:: RECORDS FOR THE EXERCISE ::

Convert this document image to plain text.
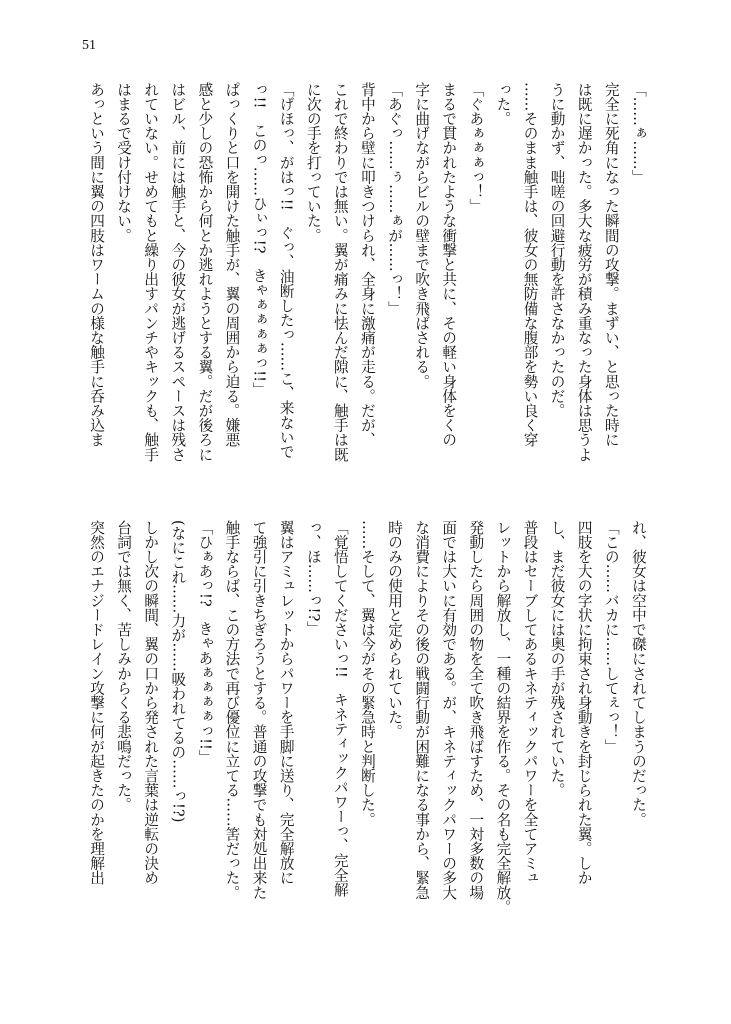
51
「……ぁ……」
完全に死角になった瞬間の攻撃。まずい、と思った時に
は既に遅かった。多大な疲労が積み重なった身体は思うよ
うに動かず、咄嗟の回避行動を許さなかったのだ。
……そのまま触手は、彼女の無防備な腹部を勢い良く穿
った。
「ぐあぁぁぁっ！」
まるで貫かれたような衝撃と共に、その軽い身体をくの
字に曲げながらビルの壁まで吹き飛ばされる。
「あぐっ……ぅ……ぁが……っ！」
背中から壁に叩きつけられ、全身に激痛が走る。だが、
これで終わりでは無い。翼が痛みに怯んだ隙に、触手は既
に次の手を打っていた。
「げほっ、がはっ!!　ぐっ、油断したっ……こ、来ないで
っ!!　このっ……ひぃっ!?　きゃぁぁぁぁっ!!」
ぱっくりと口を開けた触手が、翼の周囲から迫る。嫌悪
感と少しの恐怖から何とか逃れようとする翼。だが後ろに
はビル、前には触手と、今の彼女が逃げるスペースは残さ
れていない。せめてもと繰り出すパンチやキックも、触手
はまるで受け付けない。
あっという間に翼の四肢はワームの様な触手に呑み込ま
れ、彼女は空中で磔にされてしまうのだった。
「この……バカに……してぇっ！」
四肢を大の字状に拘束され身動きを封じられた翼。しか
し、まだ彼女には奥の手が残されていた。
普段はセーブしてあるキネティックパワーを全てアミュ
レットから解放し、一種の結界を作る。その名も完全解放。
発動したら周囲の物を全て吹き飛ばすため、一対多数の場
面では大いに有効である。が、キネティックパワーの多大
な消費によりその後の戦闘行動が困難になる事から、緊急
時のみの使用と定められていた。
……そして、翼は今がその緊急時と判断した。
「覚悟してくださいっ!!　キネティックパワーっ、完全解
っ、ほ……っ!?」
翼はアミュレットからパワーを手脚に送り、完全解放に
て強引に引きちぎろうとする。普通の攻撃でも対処出来た
触手ならば、この方法で再び優位に立てる……筈だった。
「ひぁあっ!?　きゃあぁぁぁぁっ!!」
(なにこれ……力が……吸われてるの……っ!?)
しかし次の瞬間、翼の口から発された言葉は逆転の決め
台詞では無く、苦しみからくる悲鳴だった。
突然のエナジードレイン攻撃に何が起きたのかを理解出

:: WHAT YOU ARE ASKED TO DO ::
Exactly reproduce the entries above, minus the pictures.

:: IN RESPONSE ::
Convert this document image to plain text.
51
「……ぁ……」
完全に死角になった瞬間の攻撃。まずい、と思った時に
は既に遅かった。多大な疲労が積み重なった身体は思うよ
うに動かず、咄嗟の回避行動を許さなかったのだ。
……そのまま触手は、彼女の無防備な腹部を勢い良く穿
った。
「ぐあぁぁぁっ！」
まるで貫かれたような衝撃と共に、その軽い身体をくの
字に曲げながらビルの壁まで吹き飛ばされる。
「あぐっ……ぅ……ぁが……っ！」
背中から壁に叩きつけられ、全身に激痛が走る。だが、
これで終わりでは無い。翼が痛みに怯んだ隙に、触手は既
に次の手を打っていた。
「げほっ、がはっ!!　ぐっ、油断したっ……こ、来ないで
っ!!　このっ……ひぃっ!?　きゃぁぁぁぁっ!!」
ぱっくりと口を開けた触手が、翼の周囲から迫る。嫌悪
感と少しの恐怖から何とか逃れようとする翼。だが後ろに
はビル、前には触手と、今の彼女が逃げるスペースは残さ
れていない。せめてもと繰り出すパンチやキックも、触手
はまるで受け付けない。
あっという間に翼の四肢はワームの様な触手に呑み込ま
れ、彼女は空中で磔にされてしまうのだった。
「この……バカに……してぇっ！」
四肢を大の字状に拘束され身動きを封じられた翼。しか
し、まだ彼女には奥の手が残されていた。
普段はセーブしてあるキネティックパワーを全てアミュ
レットから解放し、一種の結界を作る。その名も完全解放。
発動したら周囲の物を全て吹き飛ばすため、一対多数の場
面では大いに有効である。が、キネティックパワーの多大
な消費によりその後の戦闘行動が困難になる事から、緊急
時のみの使用と定められていた。
……そして、翼は今がその緊急時と判断した。
「覚悟してくださいっ!!　キネティックパワーっ、完全解
っ、ほ……っ!?」
翼はアミュレットからパワーを手脚に送り、完全解放に
て強引に引きちぎろうとする。普通の攻撃でも対処出来た
触手ならば、この方法で再び優位に立てる……筈だった。
「ひぁあっ!?　きゃあぁぁぁぁっ!!」
(なにこれ……力が……吸われてるの……っ!?)
しかし次の瞬間、翼の口から発された言葉は逆転の決め
台詞では無く、苦しみからくる悲鳴だった。
突然のエナジードレイン攻撃に何が起きたのかを理解出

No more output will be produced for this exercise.